Sylwetka naszego rywala: Wigan Athletic

Sylwetka naszego rywala: Wigan Athletic 05.12.2008, 16:50, Bartosz Polek 4 komentarzy

Nie minęły nawet cztery tygodnie od ostatniego zwycięstwa Arsenalu nad Wigan na Emirates Stadium i to w stosunku aż 3:0. Od tamtej pory wbrew pozorom, sporo jednak się zmieniło. Jutro zespół Wigan podejmie nie tylko zupełnie inna jedenastka ułożona przez Arsene’a Wengera. Znaczne zmiany nastąpiły jednak przede wszystkim w zespole ‘The Latics’.

11 listopada podopieczni Steve’a Bruce’a mieli zaledwie 3 punkty przewagi nad strefą spadkową. Po rozczarowującej IV rundzie Carling Cup, piłkarze jednak zmobilizowali się wystarczająco dobrze, bo aktualnie plasują się na 11 miejscu w tabeli.

Obserwator Wigan, Paul Kendrick, opowiada nam o sobotnim spotkaniu, upokorzeniu w Carling Cup, Wilsonie Palaciosu oraz o pozycji ‘The Latics’.

--------------------

(KRÓTKIE ZADANIE 1)
Podaj w mianowniku wszystkie osoby wymienione w treści artykułu o Wigan Athletic, pomijając autora podpisanego pod tytułem.
(KRÓTKIE ZADANIE 2)
Poprowadź dalej artykuł o Wigan Athletic, zaczynając od miejsca po jego ostatnim zdaniu.

(ZAWARTOŚĆ ZBIORU DANYCH)
--------------------

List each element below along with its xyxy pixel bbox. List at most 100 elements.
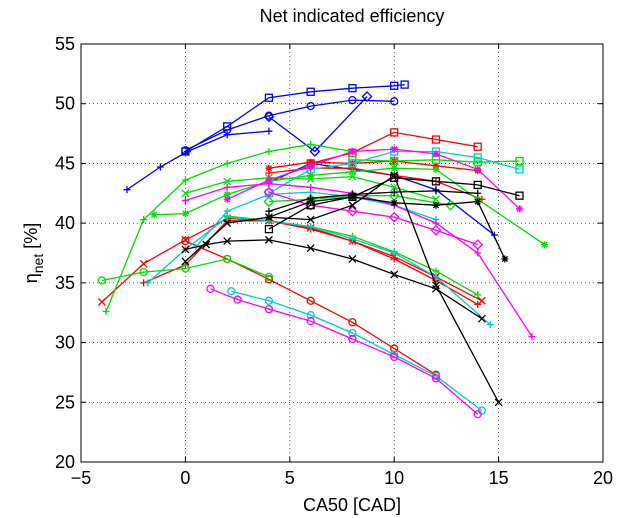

--------------------

(OCZEKIWANA ODPOWIEDŹ 1)
Arsene Wenger, Steve Bruce, Paul Kendrick, Wilson Palacios

(OCZEKIWANA ODPOWIEDŹ 2)
Dotychczasowa forma

- Mecz w Carling Cup był naprawdę świetnym występem. Myślę, że Wigan jest zaniepokojone by zapomnieć o tamtym wieczorze. Kiedy popatrzyli na kartkę, na której był skład Arsenalu, nadzieje były bardzo wysokie a piłkarze mogli uwierzyć w to, że powtórzą wyczyn z przed lat i awansują do finału tych rozgrywek. Nigdy nie mieli przeciwko Kanonierom dobrego rozrachunku. Dzieciaki Arsenalu były absolutnie fantastyczne na każdej pozycji. Można powiedzieć, że oni zażenowali pierwszy skład Wigan. Uważam, że my umiemy zupełnie się z tym nie zgodzić. Jeśli kilku piłkarzy zachowa swoje pozycje to można powiedzieć, że jest to pewnego rodzaju czynnik, ale w sobotę zobaczymy prawdopodobnie inną drużynę Arsenalu. To pozytywne z punktu widzenia Wigan, mogą zacząć mecz z czystą kartą.

- Księżyc dobrze dla nich świeci. W październiku mieli fatalną serię i przegrali wszystkie cztery mecze, lecz listopad to zupełnie inna historia. Zagrali pięć spotkań, wygrali trzy, zremisowali dwa i jedynym uszczerbkiem był pucharowy mecz z Arsenalem. Oni naprawdę są teraz na fali wznoszącej, po dwóch bardzo ważnych wygranych w krótkim odstępie czasu z Evertonem i West Bromwich, które wywindowały ich z 18 na 11 pozycję w tabeli. Na Emirates jadą z dobrym duchem i dosyć pewni w swoje umiejętności.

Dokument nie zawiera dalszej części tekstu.